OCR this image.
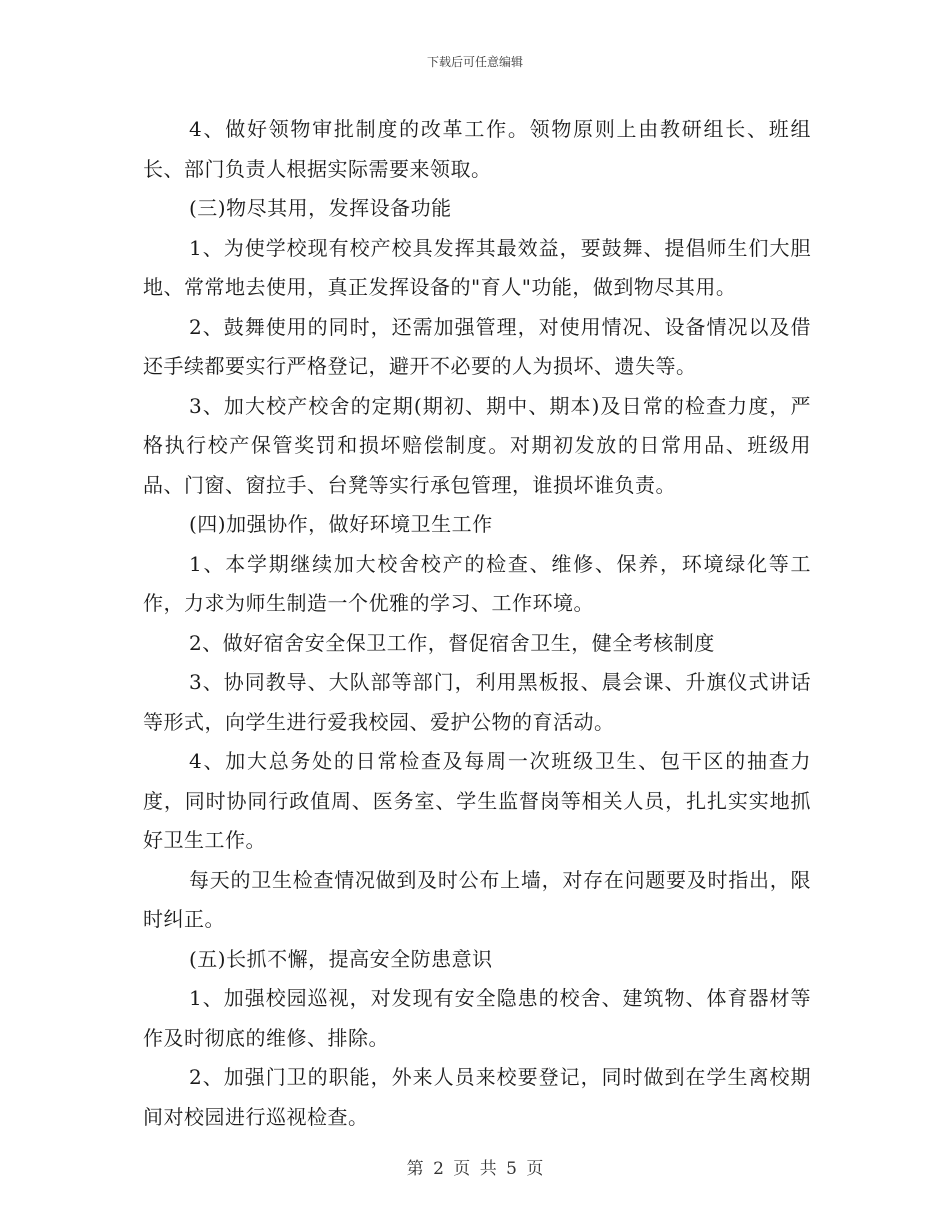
下载后可任意编辑

4、做好领物审批制度的改革工作。领物原则上由教研组长、班组长、部门负责人根据实际需要来领取。

(三)物尽其用，发挥设备功能

1、为使学校现有校产校具发挥其最效益，要鼓舞、提倡师生们大胆地、常常地去使用，真正发挥设备的"育人"功能，做到物尽其用。

2、鼓舞使用的同时，还需加强管理，对使用情况、设备情况以及借还手续都要实行严格登记，避开不必要的人为损坏、遗失等。

3、加大校产校舍的定期(期初、期中、期本)及日常的检查力度，严格执行校产保管奖罚和损坏赔偿制度。对期初发放的日常用品、班级用品、门窗、窗拉手、台凳等实行承包管理，谁损坏谁负责。

(四)加强协作，做好环境卫生工作

1、本学期继续加大校舍校产的检查、维修、保养，环境绿化等工作，力求为师生制造一个优雅的学习、工作环境。

2、做好宿舍安全保卫工作，督促宿舍卫生，健全考核制度

3、协同教导、大队部等部门，利用黑板报、晨会课、升旗仪式讲话等形式，向学生进行爱我校园、爱护公物的育活动。

4、加大总务处的日常检查及每周一次班级卫生、包干区的抽查力度，同时协同行政值周、医务室、学生监督岗等相关人员，扎扎实实地抓好卫生工作。

每天的卫生检查情况做到及时公布上墙，对存在问题要及时指出，限时纠正。

(五)长抓不懈，提高安全防患意识

1、加强校园巡视，对发现有安全隐患的校舍、建筑物、体育器材等作及时彻底的维修、排除。

2、加强门卫的职能，外来人员来校要登记，同时做到在学生离校期间对校园进行巡视检查。

第 2 页 共 5 页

---+---

**Aim of the exercise**
Return all of the entries word for word, but omit the pictures.

**Solution to this problem**
OCR this image.
下载后可任意编辑

4、做好领物审批制度的改革工作。领物原则上由教研组长、班组长、部门负责人根据实际需要来领取。

(三)物尽其用，发挥设备功能

1、为使学校现有校产校具发挥其最效益，要鼓舞、提倡师生们大胆地、常常地去使用，真正发挥设备的"育人"功能，做到物尽其用。

2、鼓舞使用的同时，还需加强管理，对使用情况、设备情况以及借还手续都要实行严格登记，避开不必要的人为损坏、遗失等。

3、加大校产校舍的定期(期初、期中、期本)及日常的检查力度，严格执行校产保管奖罚和损坏赔偿制度。对期初发放的日常用品、班级用品、门窗、窗拉手、台凳等实行承包管理，谁损坏谁负责。

(四)加强协作，做好环境卫生工作

1、本学期继续加大校舍校产的检查、维修、保养，环境绿化等工作，力求为师生制造一个优雅的学习、工作环境。

2、做好宿舍安全保卫工作，督促宿舍卫生，健全考核制度

3、协同教导、大队部等部门，利用黑板报、晨会课、升旗仪式讲话等形式，向学生进行爱我校园、爱护公物的育活动。

4、加大总务处的日常检查及每周一次班级卫生、包干区的抽查力度，同时协同行政值周、医务室、学生监督岗等相关人员，扎扎实实地抓好卫生工作。

每天的卫生检查情况做到及时公布上墙，对存在问题要及时指出，限时纠正。

(五)长抓不懈，提高安全防患意识

1、加强校园巡视，对发现有安全隐患的校舍、建筑物、体育器材等作及时彻底的维修、排除。

2、加强门卫的职能，外来人员来校要登记，同时做到在学生离校期间对校园进行巡视检查。

第 2 页 共 5 页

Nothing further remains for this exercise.